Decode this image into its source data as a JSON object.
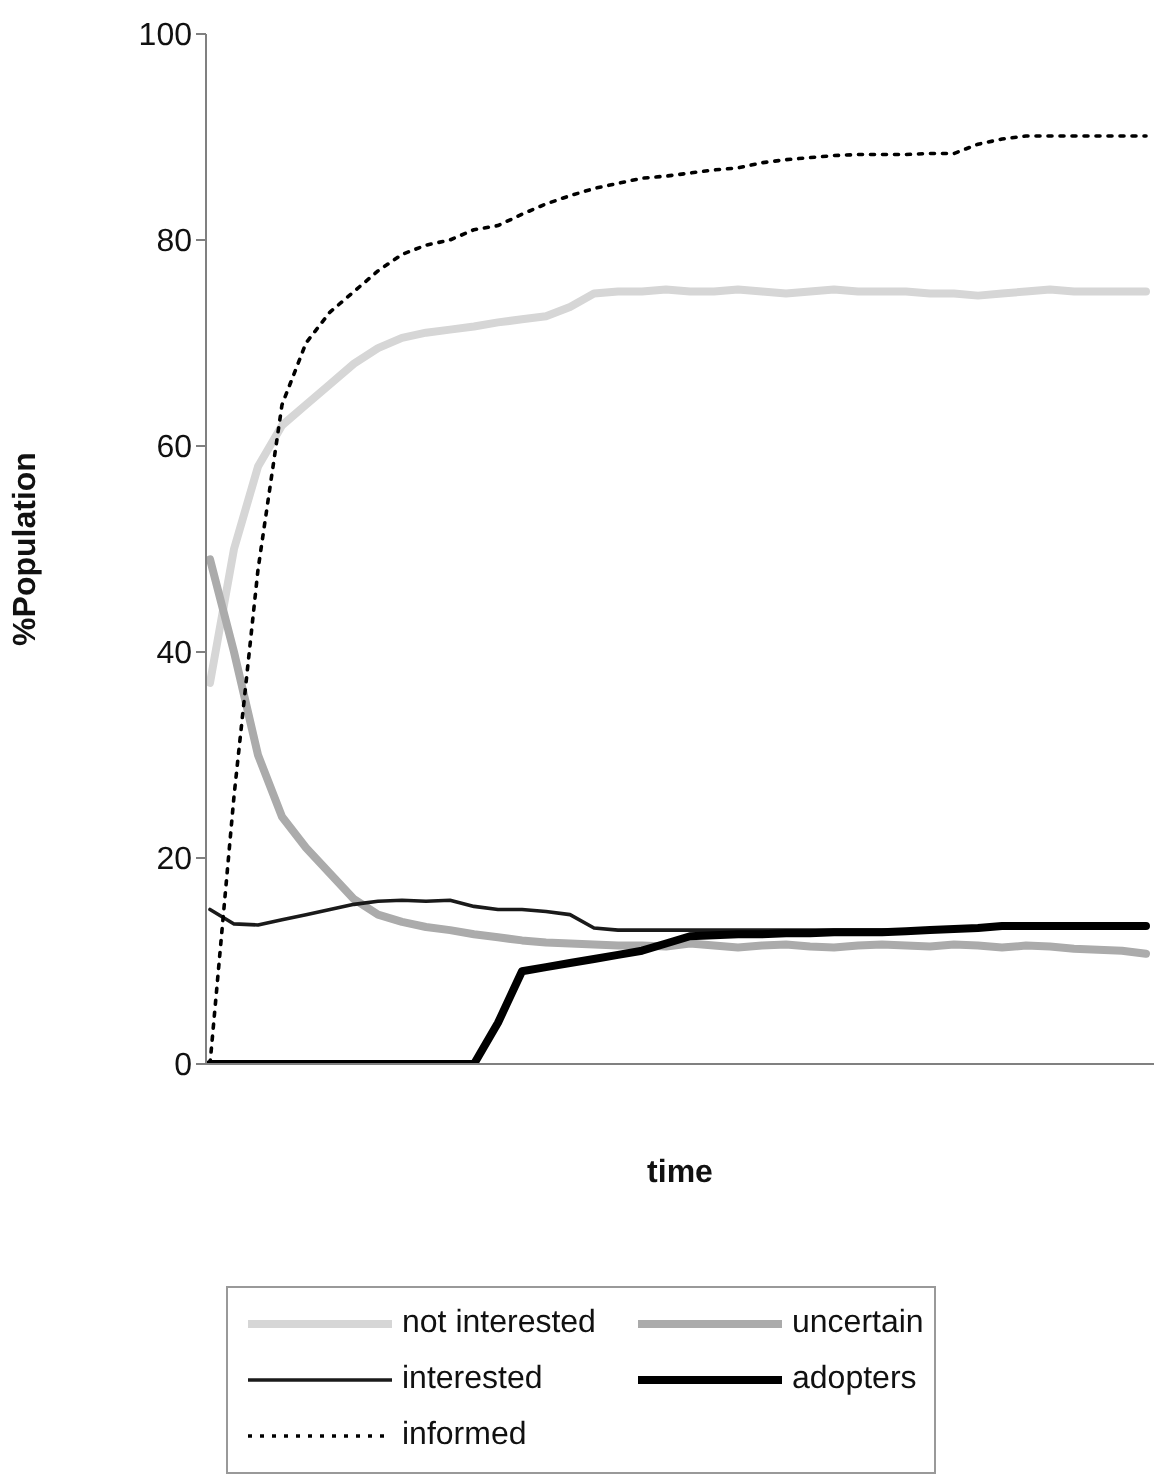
{
  "chart_data": {
    "type": "line",
    "xlabel": "time",
    "ylabel": "%Population",
    "categories": [
      null,
      null,
      null,
      null,
      null,
      null,
      null,
      null,
      null,
      null,
      null,
      null,
      null,
      null,
      null,
      null,
      null,
      null,
      null,
      null,
      null,
      null,
      null,
      null,
      null,
      null,
      null,
      null,
      null,
      null,
      null,
      null,
      null,
      null,
      null,
      null,
      null,
      null,
      null,
      null
    ],
    "series": [
      {
        "name": "not interested",
        "color": "#d6d6d6",
        "values": [
          37,
          50,
          58,
          62,
          64,
          66,
          68,
          69.5,
          70.5,
          71,
          71.3,
          71.6,
          72,
          72.3,
          72.6,
          73.5,
          74.8,
          75,
          75,
          75.2,
          75,
          75,
          75.2,
          75,
          74.8,
          75,
          75.2,
          75,
          75,
          75,
          74.8,
          74.8,
          74.6,
          74.8,
          75,
          75.2,
          75,
          75,
          75,
          75
        ]
      },
      {
        "name": "uncertain",
        "color": "#ababab",
        "values": [
          49,
          40,
          30,
          24,
          21,
          18.5,
          16,
          14.5,
          13.8,
          13.3,
          13,
          12.6,
          12.3,
          12,
          11.8,
          11.7,
          11.6,
          11.5,
          11.5,
          11.4,
          11.7,
          11.5,
          11.3,
          11.5,
          11.6,
          11.4,
          11.3,
          11.5,
          11.6,
          11.5,
          11.4,
          11.6,
          11.5,
          11.3,
          11.5,
          11.4,
          11.2,
          11.1,
          11,
          10.7
        ]
      },
      {
        "name": "interested",
        "color": "#1a1a1a",
        "values": [
          15,
          13.6,
          13.5,
          14,
          14.5,
          15,
          15.5,
          15.8,
          15.9,
          15.8,
          15.9,
          15.3,
          15,
          15,
          14.8,
          14.5,
          13.2,
          13,
          13,
          13,
          13,
          13,
          13,
          13,
          13,
          13,
          13,
          13,
          13,
          13,
          13.1,
          13.2,
          13.2,
          13.3,
          13.3,
          13.3,
          13.3,
          13.3,
          13.3,
          13.3
        ]
      },
      {
        "name": "adopters",
        "color": "#000000",
        "values": [
          0,
          0,
          0,
          0,
          0,
          0,
          0,
          0,
          0,
          0,
          0,
          0,
          4,
          9,
          9.4,
          9.8,
          10.2,
          10.6,
          11,
          11.7,
          12.4,
          12.5,
          12.6,
          12.6,
          12.7,
          12.7,
          12.8,
          12.8,
          12.8,
          12.9,
          13,
          13.1,
          13.2,
          13.4,
          13.4,
          13.4,
          13.4,
          13.4,
          13.4,
          13.4
        ]
      },
      {
        "name": "informed",
        "color": "#000000",
        "line_style": "dotted",
        "values": [
          0,
          26,
          48,
          64,
          70,
          73,
          75,
          77,
          78.6,
          79.5,
          80,
          81,
          81.4,
          82.5,
          83.5,
          84.3,
          85,
          85.5,
          86,
          86.2,
          86.5,
          86.8,
          87,
          87.5,
          87.8,
          88,
          88.2,
          88.3,
          88.3,
          88.3,
          88.4,
          88.4,
          89.3,
          89.8,
          90.1,
          90.1,
          90.1,
          90.1,
          90.1,
          90.1
        ]
      }
    ],
    "ylim": [
      0,
      100
    ],
    "yticks": [
      0,
      20,
      40,
      60,
      80,
      100
    ],
    "grid": false,
    "legend": "bottom",
    "marker": "none",
    "line_style": "solid"
  }
}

▬▬▬

Which lines hold the word "interested"? Copy all of them.

RESPONSE TO THIS EXERCISE –
        "name": "not interested",
        "name": "interested",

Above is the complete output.